* DIRECTIVE:
Where a line below holds the string "betrokkene", copy that line.

------ SUPPLIED DATA ------

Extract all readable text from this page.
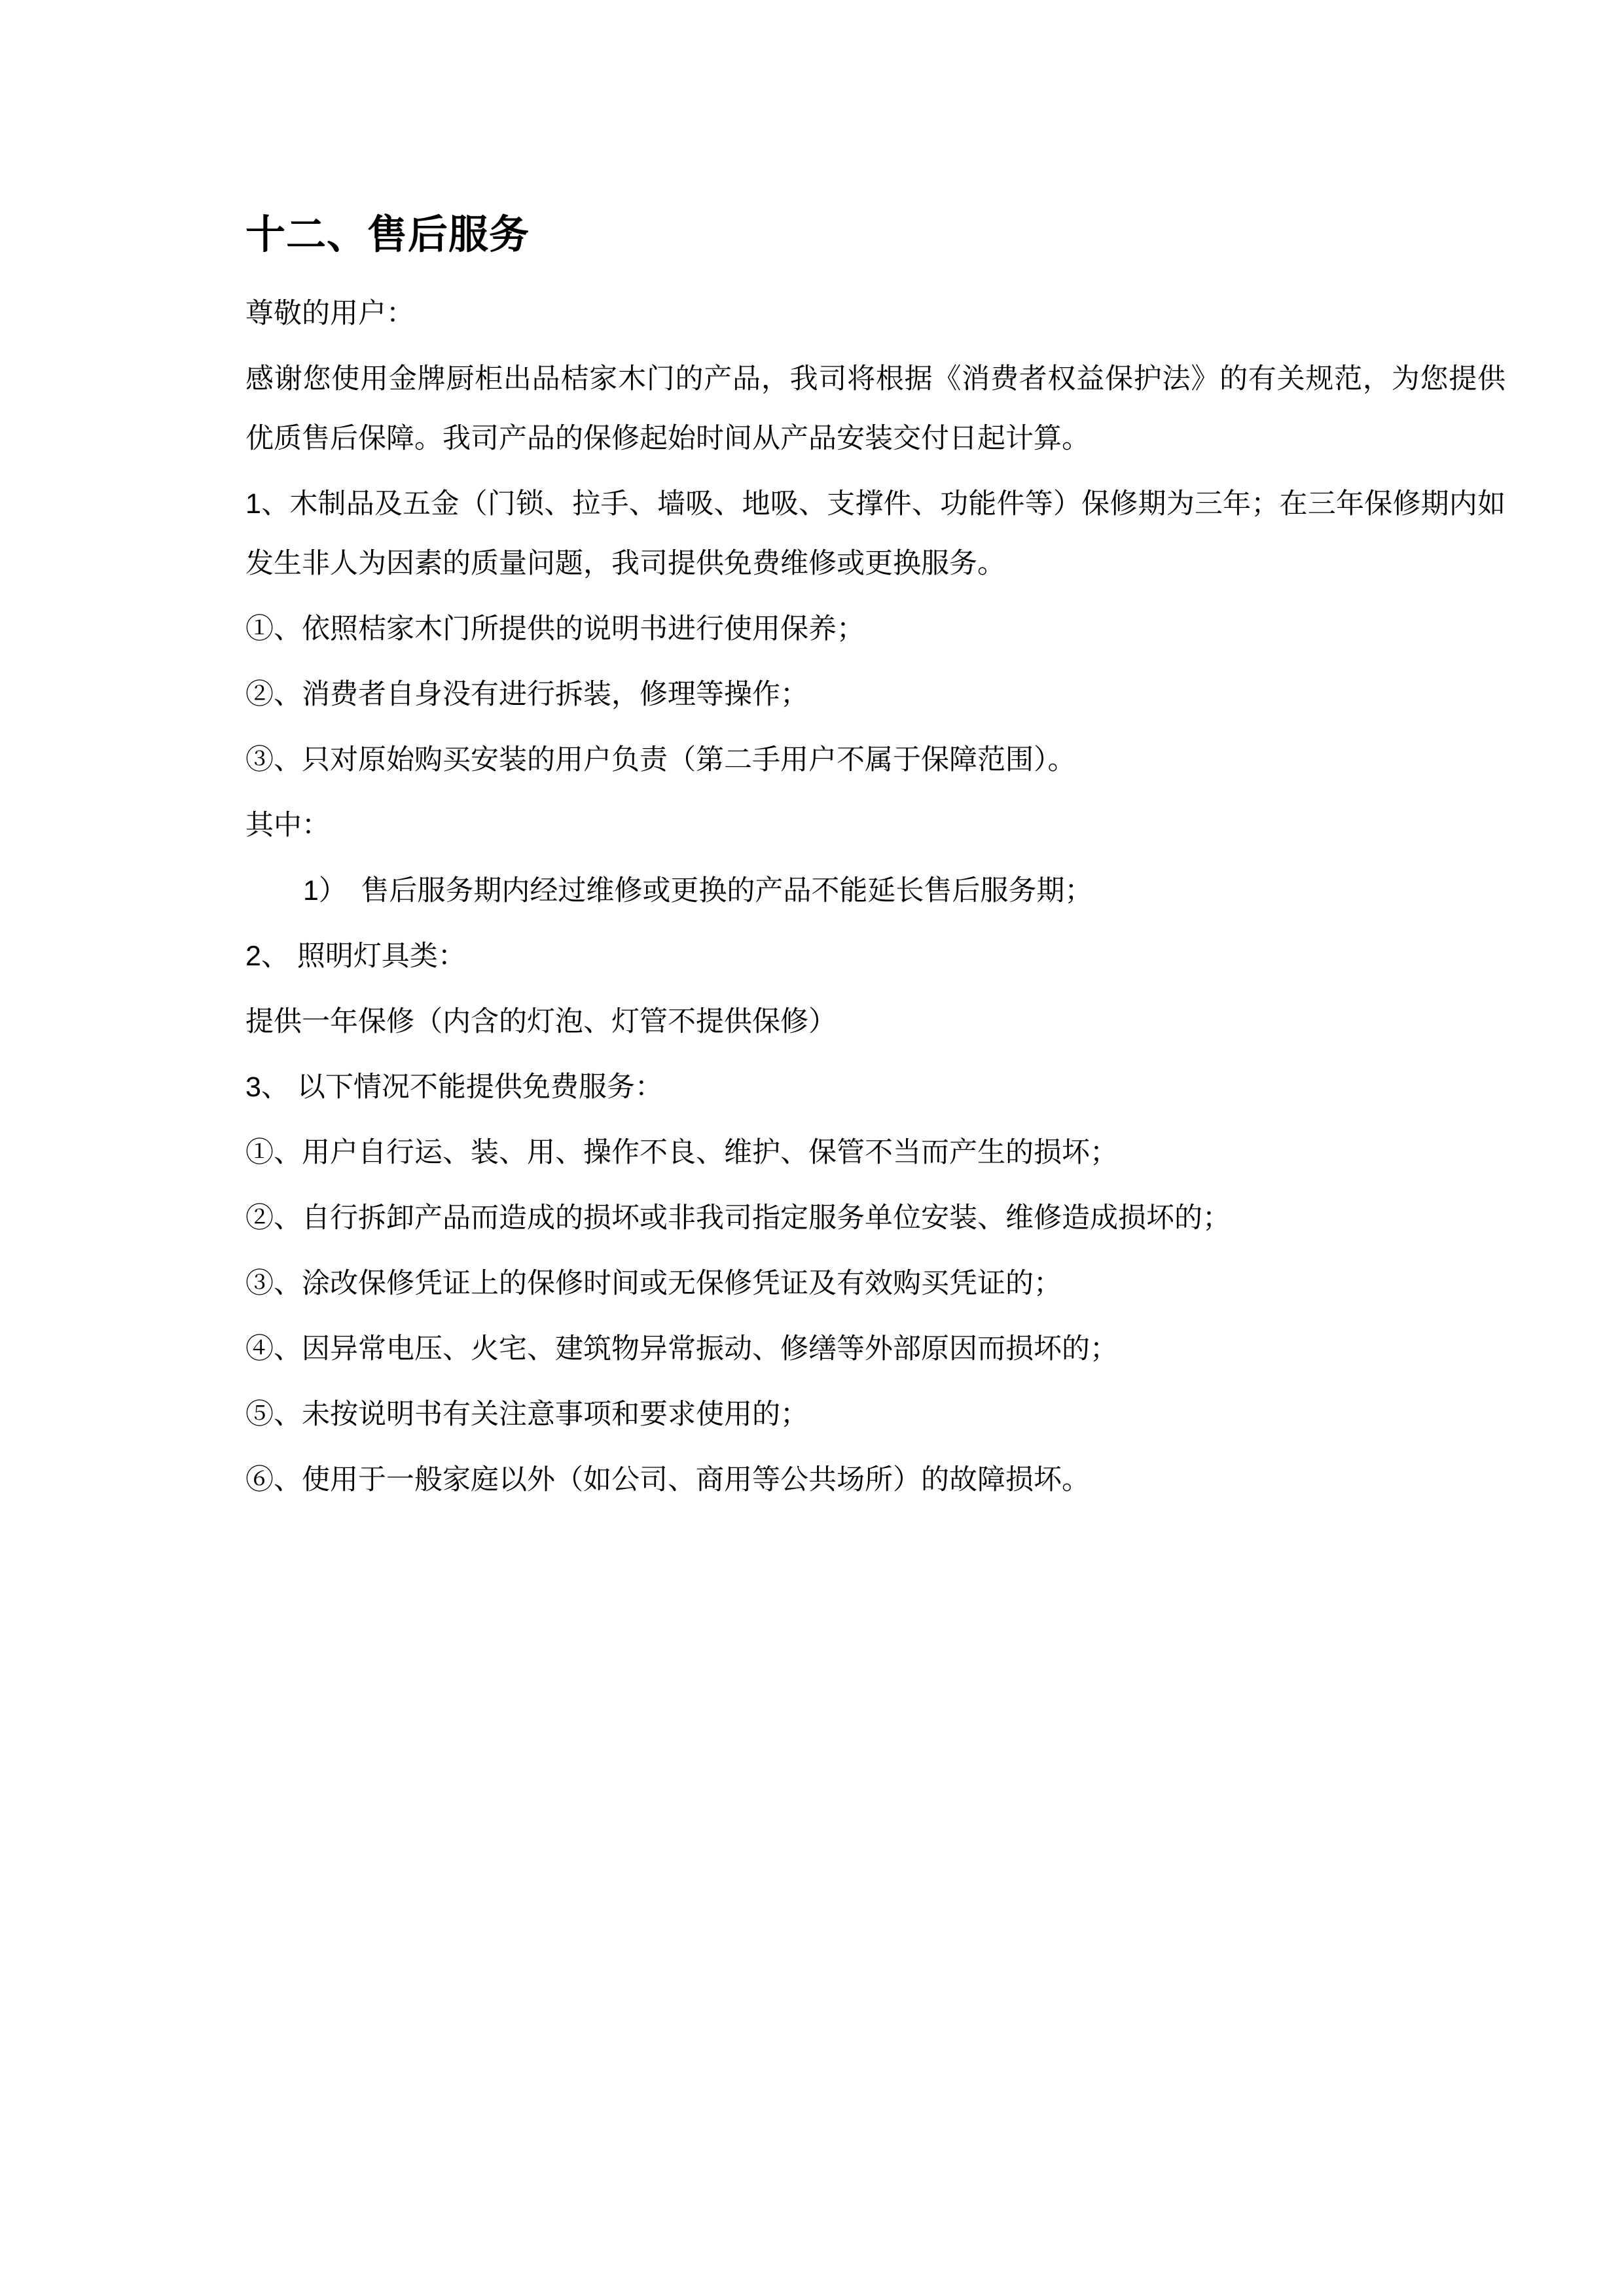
十二、售后服务

尊敬的用户：

感谢您使用金牌厨柜出品桔家木门的产品，我司将根据《消费者权益保护法》的有关规范，为您提供优质售后保障。我司产品的保修起始时间从产品安装交付日起计算。

1、木制品及五金（门锁、拉手、墙吸、地吸、支撑件、功能件等）保修期为三年；在三年保修期内如发生非人为因素的质量问题，我司提供免费维修或更换服务。

①、依照桔家木门所提供的说明书进行使用保养；

②、消费者自身没有进行拆装，修理等操作；

③、只对原始购买安装的用户负责（第二手用户不属于保障范围）。

其中：

1）　售后服务期内经过维修或更换的产品不能延长售后服务期；

2、 照明灯具类：

提供一年保修（内含的灯泡、灯管不提供保修）

3、 以下情况不能提供免费服务：

①、用户自行运、装、用、操作不良、维护、保管不当而产生的损坏；

②、自行拆卸产品而造成的损坏或非我司指定服务单位安装、维修造成损坏的；

③、涂改保修凭证上的保修时间或无保修凭证及有效购买凭证的；

④、因异常电压、火宅、建筑物异常振动、修缮等外部原因而损坏的；

⑤、未按说明书有关注意事项和要求使用的；

⑥、使用于一般家庭以外（如公司、商用等公共场所）的故障损坏。
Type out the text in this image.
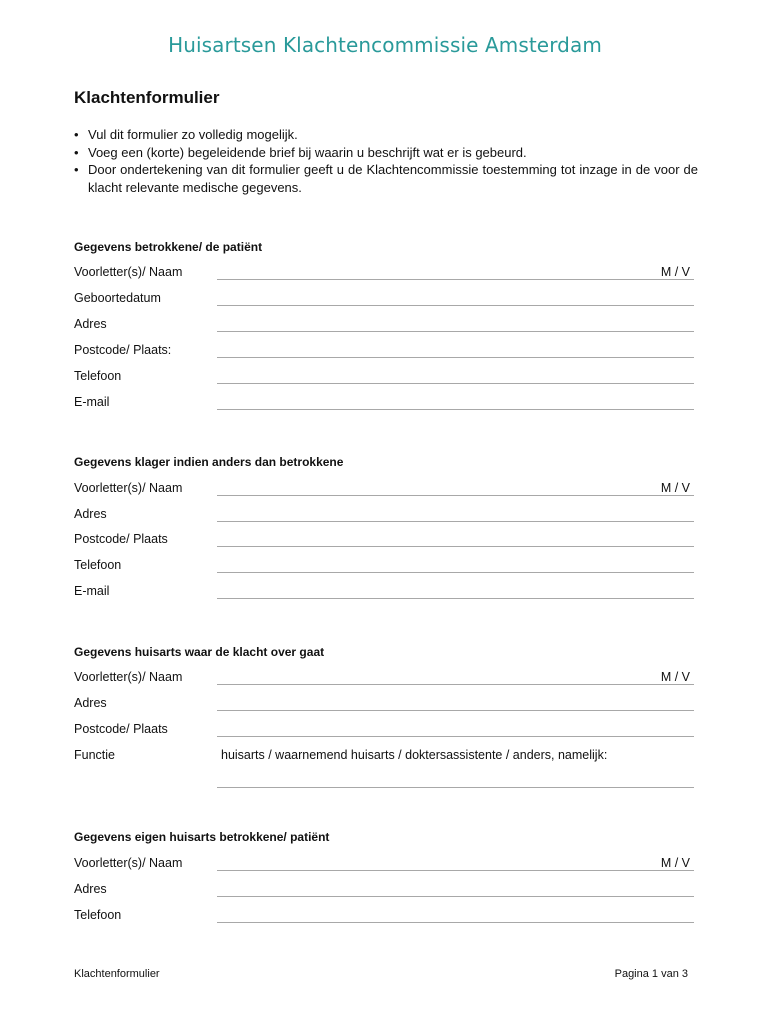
Huisartsen Klachtencommissie Amsterdam
Klachtenformulier
• Vul dit formulier zo volledig mogelijk.
• Voeg een (korte) begeleidende brief bij waarin u beschrijft wat er is gebeurd.
• Door ondertekening van dit formulier geeft u de Klachtencommissie toestemming tot inzage in de voor de klacht relevante medische gegevens.
Gegevens betrokkene/ de patiënt
Voorletter(s)/ Naam	M / V
Geboortedatum
Adres
Postcode/ Plaats:
Telefoon
E-mail
Gegevens klager indien anders dan betrokkene
Voorletter(s)/ Naam	M / V
Adres
Postcode/ Plaats
Telefoon
E-mail
Gegevens huisarts waar de klacht over gaat
Voorletter(s)/ Naam	M / V
Adres
Postcode/ Plaats
Functie	huisarts / waarnemend huisarts / doktersassistente / anders, namelijk:
Gegevens eigen huisarts betrokkene/ patiënt
Voorletter(s)/ Naam	M / V
Adres
Telefoon
Klachtenformulier	Pagina 1 van 3
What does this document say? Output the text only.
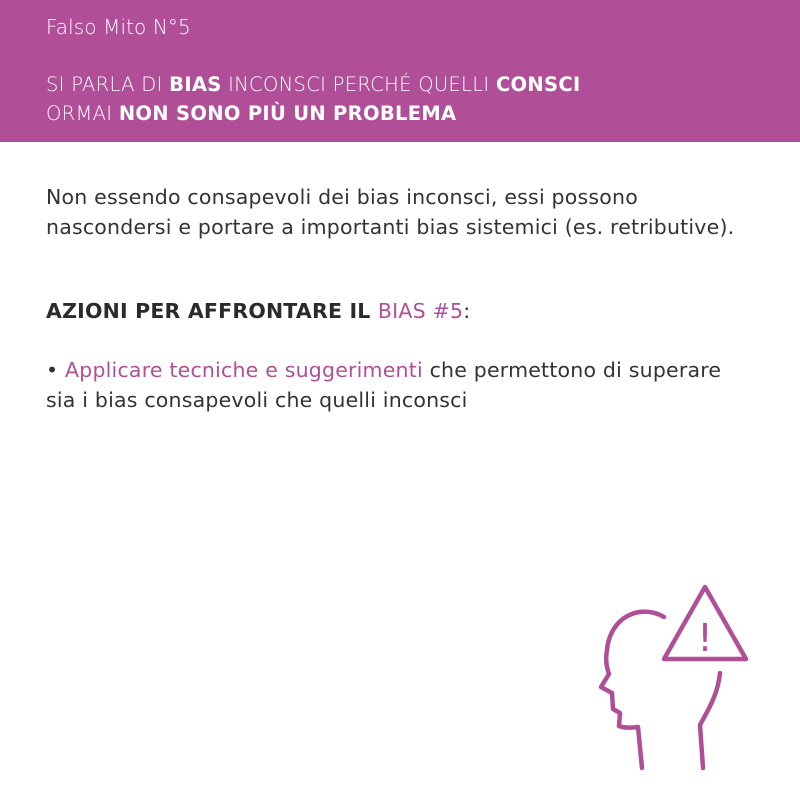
Falso Mito N°5
SI PARLA DI BIAS INCONSCI PERCHÉ QUELLI CONSCI
ORMAI NON SONO PIÙ UN PROBLEMA
Non essendo consapevoli dei bias inconsci, essi possono nascondersi e portare a importanti bias sistemici (es. retributive).
AZIONI PER AFFRONTARE IL BIAS #5:
• Applicare tecniche e suggerimenti che permettono di superare sia i bias consapevoli che quelli inconsci
!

------

* EXERCISE RESPONSE:
Gegevens betrokkene/ de patiënt
Gegevens klager indien anders dan betrokkene
Gegevens eigen huisarts betrokkene/ patiënt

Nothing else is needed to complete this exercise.